For each line below that contains the string "annotation", copy that line.
** Start **
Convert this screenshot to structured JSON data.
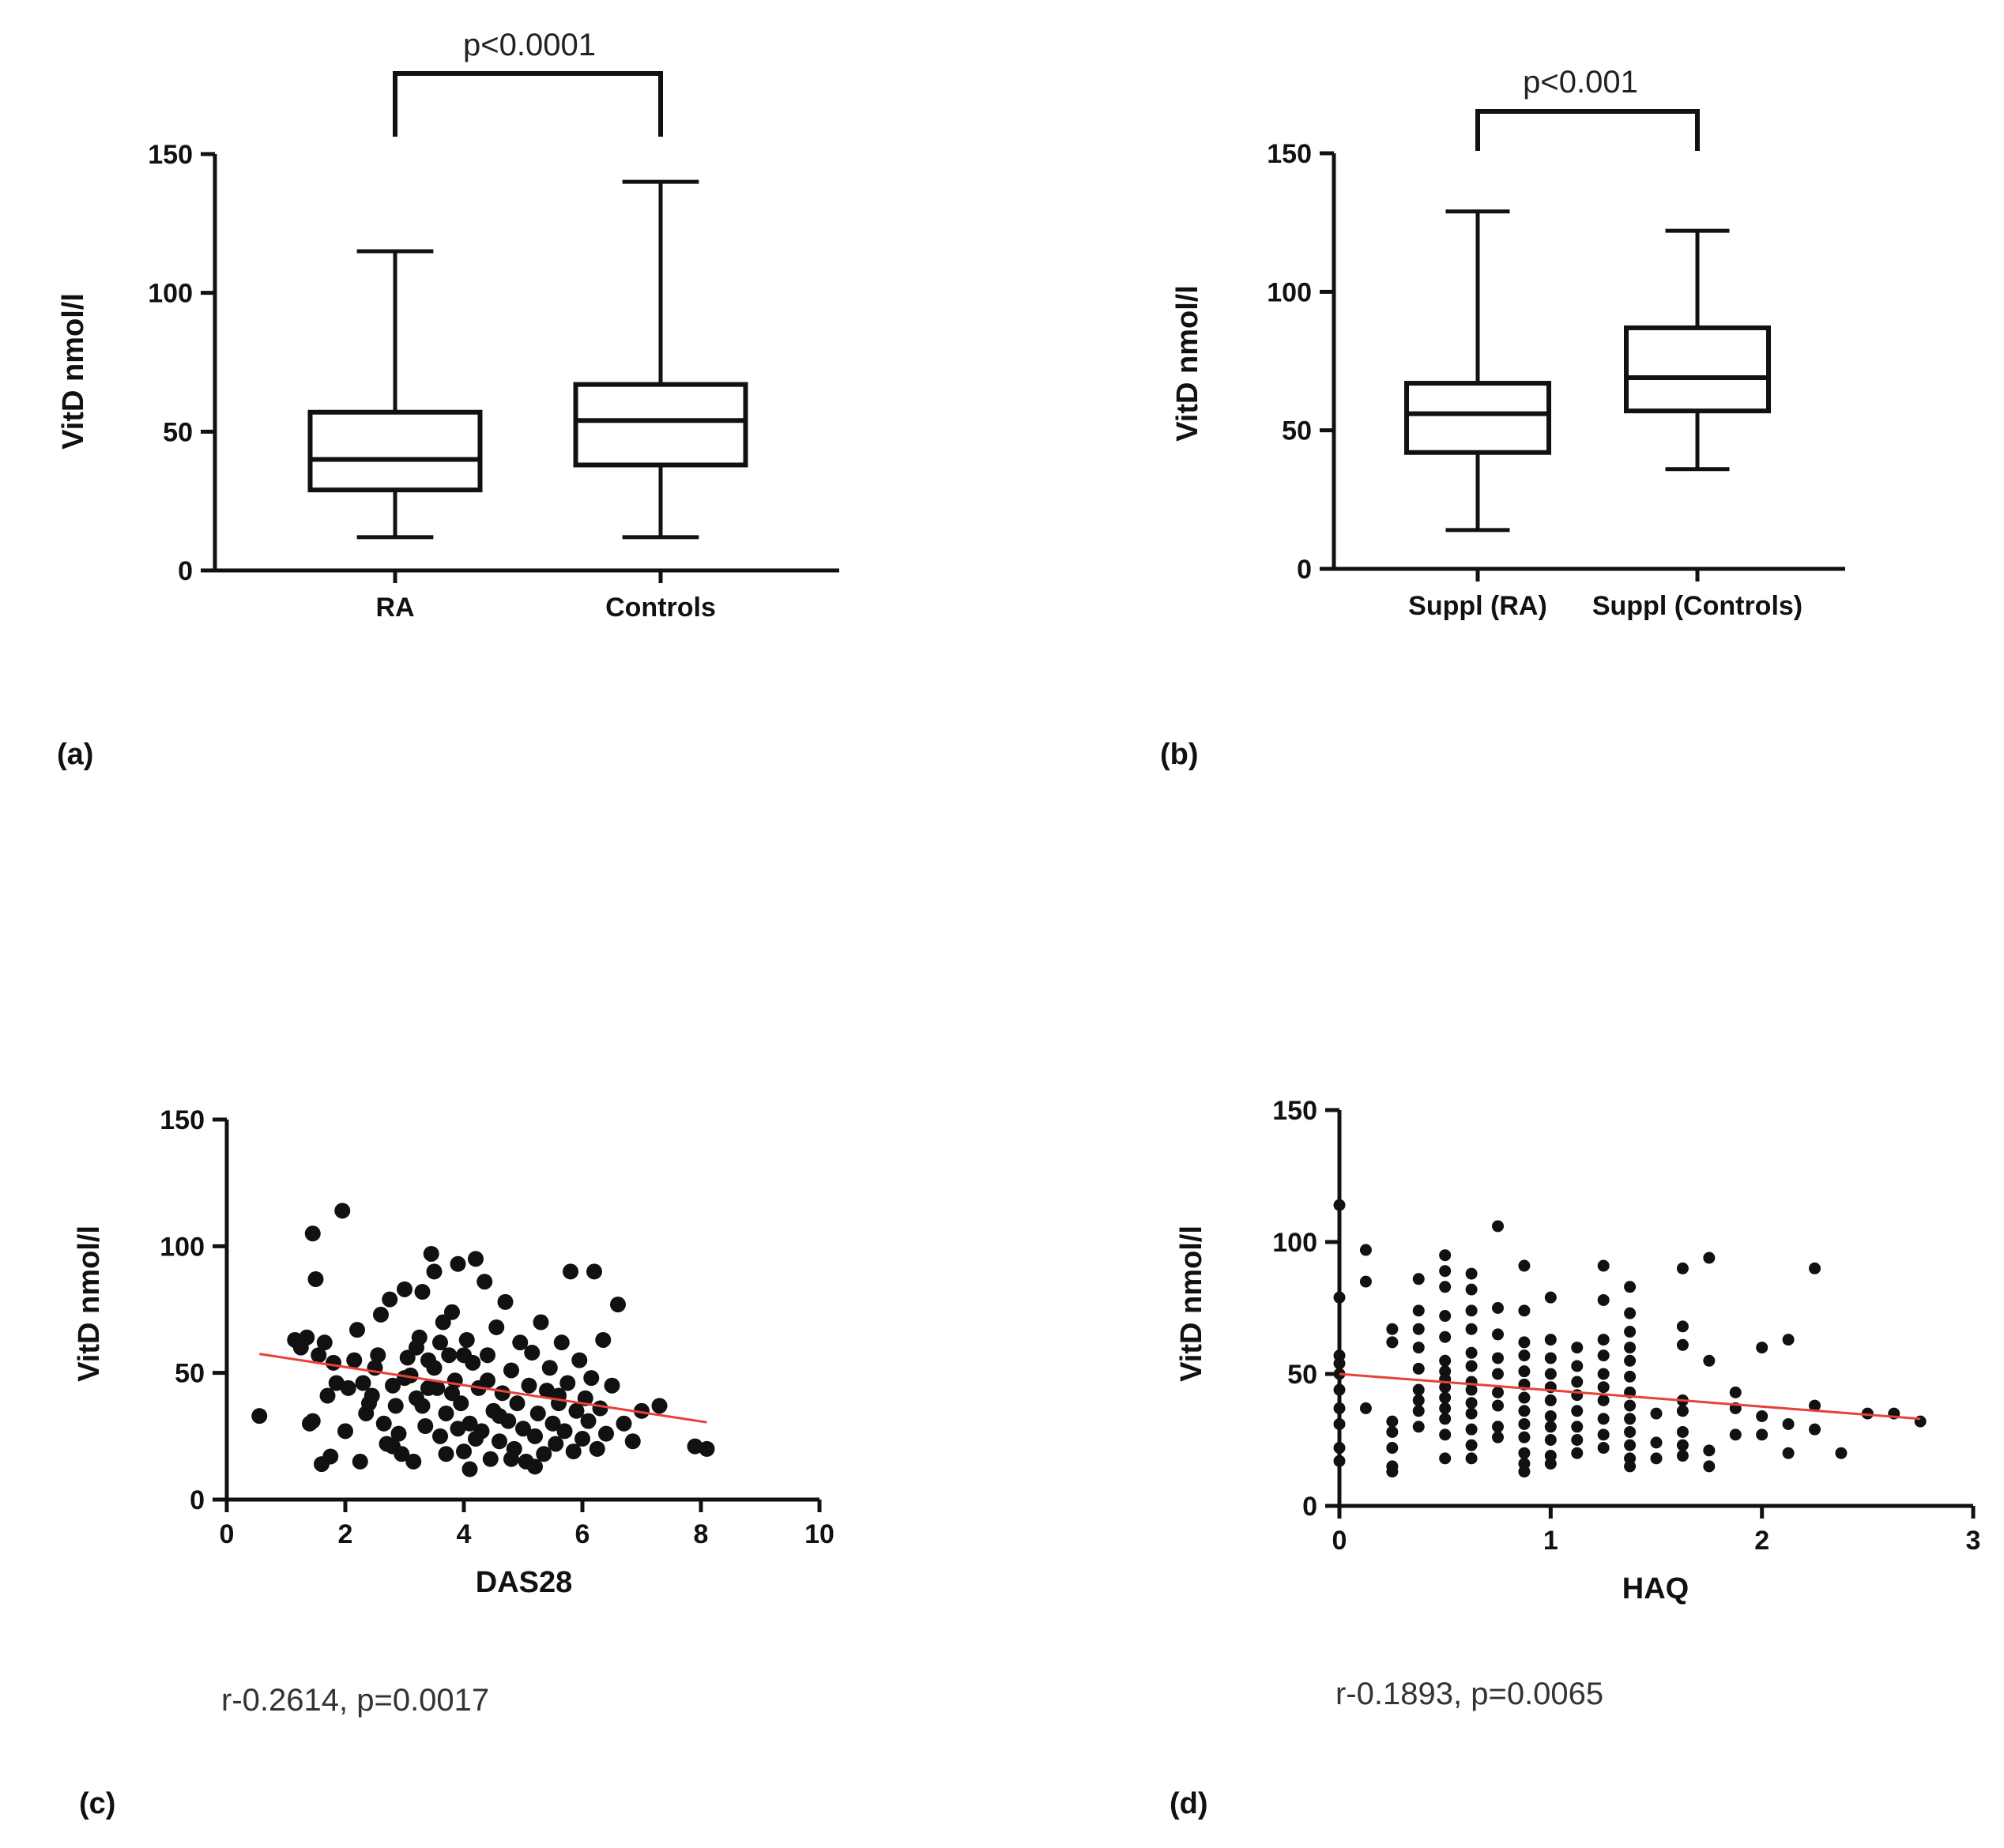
{
  "colors": {
    "ink": "#111111",
    "regression": "#e8413a",
    "background": "#ffffff"
  },
  "chart_data": [
    {
      "panel": "(a)",
      "type": "box",
      "ylabel": "VitD nmol/l",
      "ylim": [
        0,
        150
      ],
      "yticks": [
        "0",
        "50",
        "100",
        "150"
      ],
      "categories": [
        "RA",
        "Controls"
      ],
      "boxes": [
        {
          "name": "RA",
          "min": 12,
          "q1": 29,
          "median": 40,
          "q3": 57,
          "max": 115
        },
        {
          "name": "Controls",
          "min": 12,
          "q1": 38,
          "median": 54,
          "q3": 67,
          "max": 140
        }
      ],
      "significance": "p<0.0001"
    },
    {
      "panel": "(b)",
      "type": "box",
      "ylabel": "VitD nmol/l",
      "ylim": [
        0,
        150
      ],
      "yticks": [
        "0",
        "50",
        "100",
        "150"
      ],
      "categories": [
        "Suppl (RA)",
        "Suppl (Controls)"
      ],
      "boxes": [
        {
          "name": "Suppl (RA)",
          "min": 14,
          "q1": 42,
          "median": 56,
          "q3": 67,
          "max": 129
        },
        {
          "name": "Suppl (Controls)",
          "min": 36,
          "q1": 57,
          "median": 69,
          "q3": 87,
          "max": 122
        }
      ],
      "significance": "p<0.001"
    },
    {
      "panel": "(c)",
      "type": "scatter",
      "xlabel": "DAS28",
      "ylabel": "VitD nmol/l",
      "xlim": [
        0,
        10
      ],
      "ylim": [
        0,
        150
      ],
      "xticks": [
        "0",
        "2",
        "4",
        "6",
        "8",
        "10"
      ],
      "yticks": [
        "0",
        "50",
        "100",
        "150"
      ],
      "regression": {
        "x": [
          0.55,
          8.1
        ],
        "y": [
          57.5,
          30.5
        ]
      },
      "annotation": "r-0.2614, p=0.0017",
      "points": [
        [
          0.55,
          33
        ],
        [
          1.4,
          30
        ],
        [
          1.45,
          31
        ],
        [
          1.45,
          105
        ],
        [
          1.5,
          87
        ],
        [
          1.6,
          14
        ],
        [
          1.7,
          41
        ],
        [
          1.75,
          17
        ],
        [
          1.15,
          63
        ],
        [
          1.25,
          60
        ],
        [
          1.35,
          64
        ],
        [
          1.55,
          57
        ],
        [
          1.65,
          62
        ],
        [
          1.8,
          54
        ],
        [
          1.85,
          46
        ],
        [
          1.95,
          114
        ],
        [
          2.0,
          27
        ],
        [
          2.05,
          44
        ],
        [
          2.15,
          55
        ],
        [
          2.2,
          67
        ],
        [
          2.25,
          15
        ],
        [
          2.3,
          46
        ],
        [
          2.35,
          34
        ],
        [
          2.45,
          41
        ],
        [
          2.5,
          52
        ],
        [
          2.55,
          57
        ],
        [
          2.6,
          73
        ],
        [
          2.65,
          30
        ],
        [
          2.7,
          22
        ],
        [
          2.75,
          79
        ],
        [
          2.8,
          45
        ],
        [
          2.85,
          37
        ],
        [
          2.9,
          26
        ],
        [
          2.95,
          18
        ],
        [
          3.0,
          83
        ],
        [
          3.05,
          56
        ],
        [
          3.1,
          49
        ],
        [
          3.15,
          15
        ],
        [
          3.2,
          40
        ],
        [
          3.25,
          64
        ],
        [
          3.3,
          82
        ],
        [
          3.35,
          29
        ],
        [
          3.4,
          55
        ],
        [
          3.45,
          97
        ],
        [
          3.5,
          90
        ],
        [
          3.55,
          44
        ],
        [
          3.6,
          25
        ],
        [
          3.65,
          70
        ],
        [
          3.7,
          34
        ],
        [
          3.75,
          57
        ],
        [
          3.8,
          74
        ],
        [
          3.85,
          47
        ],
        [
          3.9,
          93
        ],
        [
          3.95,
          38
        ],
        [
          4.0,
          19
        ],
        [
          4.05,
          63
        ],
        [
          4.1,
          30
        ],
        [
          4.15,
          54
        ],
        [
          4.2,
          95
        ],
        [
          4.25,
          44
        ],
        [
          4.3,
          27
        ],
        [
          4.35,
          86
        ],
        [
          4.4,
          57
        ],
        [
          4.45,
          16
        ],
        [
          4.5,
          35
        ],
        [
          4.55,
          68
        ],
        [
          4.6,
          23
        ],
        [
          4.65,
          42
        ],
        [
          4.7,
          78
        ],
        [
          4.75,
          31
        ],
        [
          4.8,
          51
        ],
        [
          4.85,
          20
        ],
        [
          4.9,
          38
        ],
        [
          4.95,
          62
        ],
        [
          5.0,
          28
        ],
        [
          5.05,
          15
        ],
        [
          5.1,
          45
        ],
        [
          5.15,
          58
        ],
        [
          5.2,
          25
        ],
        [
          5.25,
          34
        ],
        [
          5.3,
          70
        ],
        [
          5.35,
          18
        ],
        [
          5.4,
          43
        ],
        [
          5.45,
          52
        ],
        [
          5.5,
          30
        ],
        [
          5.55,
          22
        ],
        [
          5.6,
          38
        ],
        [
          5.65,
          62
        ],
        [
          5.7,
          27
        ],
        [
          5.75,
          46
        ],
        [
          5.8,
          90
        ],
        [
          5.85,
          19
        ],
        [
          5.9,
          35
        ],
        [
          5.95,
          55
        ],
        [
          6.0,
          24
        ],
        [
          6.05,
          40
        ],
        [
          6.1,
          31
        ],
        [
          6.15,
          48
        ],
        [
          6.2,
          90
        ],
        [
          6.25,
          20
        ],
        [
          6.3,
          36
        ],
        [
          6.35,
          63
        ],
        [
          6.4,
          26
        ],
        [
          6.5,
          45
        ],
        [
          6.6,
          77
        ],
        [
          6.7,
          30
        ],
        [
          6.85,
          23
        ],
        [
          7.0,
          35
        ],
        [
          7.3,
          37
        ],
        [
          7.9,
          21
        ],
        [
          8.1,
          20
        ],
        [
          3.2,
          60
        ],
        [
          3.6,
          62
        ],
        [
          4.0,
          57
        ],
        [
          3.5,
          52
        ],
        [
          4.4,
          47
        ],
        [
          3.8,
          42
        ],
        [
          3.3,
          37
        ],
        [
          4.6,
          33
        ],
        [
          3.9,
          28
        ],
        [
          4.2,
          24
        ],
        [
          2.8,
          21
        ],
        [
          3.7,
          18
        ],
        [
          4.8,
          16
        ],
        [
          5.2,
          13
        ],
        [
          4.1,
          12
        ],
        [
          3.0,
          48
        ],
        [
          3.4,
          44
        ],
        [
          2.4,
          38
        ],
        [
          5.6,
          41
        ]
      ]
    },
    {
      "panel": "(d)",
      "type": "scatter",
      "xlabel": "HAQ",
      "ylabel": "VitD nmol/l",
      "xlim": [
        0,
        3
      ],
      "ylim": [
        0,
        150
      ],
      "xticks": [
        "0",
        "1",
        "2",
        "3"
      ],
      "yticks": [
        "0",
        "50",
        "100",
        "150"
      ],
      "regression": {
        "x": [
          0,
          2.75
        ],
        "y": [
          50,
          33
        ]
      },
      "annotation": "r-0.1893, p=0.0065",
      "points": [
        [
          0,
          114
        ],
        [
          0,
          79
        ],
        [
          0,
          57
        ],
        [
          0,
          54
        ],
        [
          0,
          50
        ],
        [
          0,
          44
        ],
        [
          0,
          37
        ],
        [
          0,
          31
        ],
        [
          0,
          22
        ],
        [
          0,
          17
        ],
        [
          0.125,
          97
        ],
        [
          0.125,
          85
        ],
        [
          0.125,
          37
        ],
        [
          0.25,
          67
        ],
        [
          0.25,
          62
        ],
        [
          0.25,
          32
        ],
        [
          0.25,
          28
        ],
        [
          0.25,
          22
        ],
        [
          0.25,
          15
        ],
        [
          0.25,
          13
        ],
        [
          0.375,
          86
        ],
        [
          0.375,
          74
        ],
        [
          0.375,
          67
        ],
        [
          0.375,
          60
        ],
        [
          0.375,
          52
        ],
        [
          0.375,
          44
        ],
        [
          0.375,
          40
        ],
        [
          0.375,
          36
        ],
        [
          0.375,
          30
        ],
        [
          0.5,
          95
        ],
        [
          0.5,
          89
        ],
        [
          0.5,
          83
        ],
        [
          0.5,
          72
        ],
        [
          0.5,
          64
        ],
        [
          0.5,
          55
        ],
        [
          0.5,
          51
        ],
        [
          0.5,
          48
        ],
        [
          0.5,
          45
        ],
        [
          0.5,
          41
        ],
        [
          0.5,
          37
        ],
        [
          0.5,
          33
        ],
        [
          0.5,
          27
        ],
        [
          0.5,
          18
        ],
        [
          0.625,
          88
        ],
        [
          0.625,
          82
        ],
        [
          0.625,
          74
        ],
        [
          0.625,
          67
        ],
        [
          0.625,
          58
        ],
        [
          0.625,
          53
        ],
        [
          0.625,
          47
        ],
        [
          0.625,
          44
        ],
        [
          0.625,
          39
        ],
        [
          0.625,
          35
        ],
        [
          0.625,
          29
        ],
        [
          0.625,
          23
        ],
        [
          0.625,
          18
        ],
        [
          0.75,
          106
        ],
        [
          0.75,
          75
        ],
        [
          0.75,
          65
        ],
        [
          0.75,
          56
        ],
        [
          0.75,
          50
        ],
        [
          0.75,
          43
        ],
        [
          0.75,
          38
        ],
        [
          0.75,
          30
        ],
        [
          0.75,
          26
        ],
        [
          0.875,
          91
        ],
        [
          0.875,
          74
        ],
        [
          0.875,
          62
        ],
        [
          0.875,
          57
        ],
        [
          0.875,
          51
        ],
        [
          0.875,
          46
        ],
        [
          0.875,
          41
        ],
        [
          0.875,
          36
        ],
        [
          0.875,
          31
        ],
        [
          0.875,
          26
        ],
        [
          0.875,
          20
        ],
        [
          0.875,
          16
        ],
        [
          0.875,
          13
        ],
        [
          1.0,
          79
        ],
        [
          1.0,
          63
        ],
        [
          1.0,
          56
        ],
        [
          1.0,
          50
        ],
        [
          1.0,
          45
        ],
        [
          1.0,
          40
        ],
        [
          1.0,
          34
        ],
        [
          1.0,
          30
        ],
        [
          1.0,
          25
        ],
        [
          1.0,
          19
        ],
        [
          1.0,
          16
        ],
        [
          1.125,
          60
        ],
        [
          1.125,
          53
        ],
        [
          1.125,
          47
        ],
        [
          1.125,
          42
        ],
        [
          1.125,
          36
        ],
        [
          1.125,
          30
        ],
        [
          1.125,
          25
        ],
        [
          1.125,
          20
        ],
        [
          1.25,
          91
        ],
        [
          1.25,
          78
        ],
        [
          1.25,
          63
        ],
        [
          1.25,
          57
        ],
        [
          1.25,
          50
        ],
        [
          1.25,
          45
        ],
        [
          1.25,
          40
        ],
        [
          1.25,
          33
        ],
        [
          1.25,
          27
        ],
        [
          1.25,
          22
        ],
        [
          1.375,
          83
        ],
        [
          1.375,
          73
        ],
        [
          1.375,
          66
        ],
        [
          1.375,
          60
        ],
        [
          1.375,
          55
        ],
        [
          1.375,
          49
        ],
        [
          1.375,
          43
        ],
        [
          1.375,
          38
        ],
        [
          1.375,
          33
        ],
        [
          1.375,
          28
        ],
        [
          1.375,
          23
        ],
        [
          1.375,
          18
        ],
        [
          1.375,
          15
        ],
        [
          1.5,
          35
        ],
        [
          1.5,
          24
        ],
        [
          1.5,
          18
        ],
        [
          1.625,
          90
        ],
        [
          1.625,
          68
        ],
        [
          1.625,
          61
        ],
        [
          1.625,
          40
        ],
        [
          1.625,
          36
        ],
        [
          1.625,
          28
        ],
        [
          1.625,
          23
        ],
        [
          1.625,
          19
        ],
        [
          1.75,
          94
        ],
        [
          1.75,
          55
        ],
        [
          1.75,
          21
        ],
        [
          1.75,
          15
        ],
        [
          1.875,
          43
        ],
        [
          1.875,
          37
        ],
        [
          1.875,
          27
        ],
        [
          2.0,
          60
        ],
        [
          2.0,
          34
        ],
        [
          2.0,
          27
        ],
        [
          2.125,
          63
        ],
        [
          2.125,
          31
        ],
        [
          2.125,
          20
        ],
        [
          2.25,
          90
        ],
        [
          2.25,
          38
        ],
        [
          2.25,
          29
        ],
        [
          2.375,
          20
        ],
        [
          2.5,
          35
        ],
        [
          2.625,
          35
        ],
        [
          2.75,
          32
        ]
      ]
    }
  ]
}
** End **
Exercise response:
      "annotation": "r-0.2614, p=0.0017",
      "annotation": "r-0.1893, p=0.0065",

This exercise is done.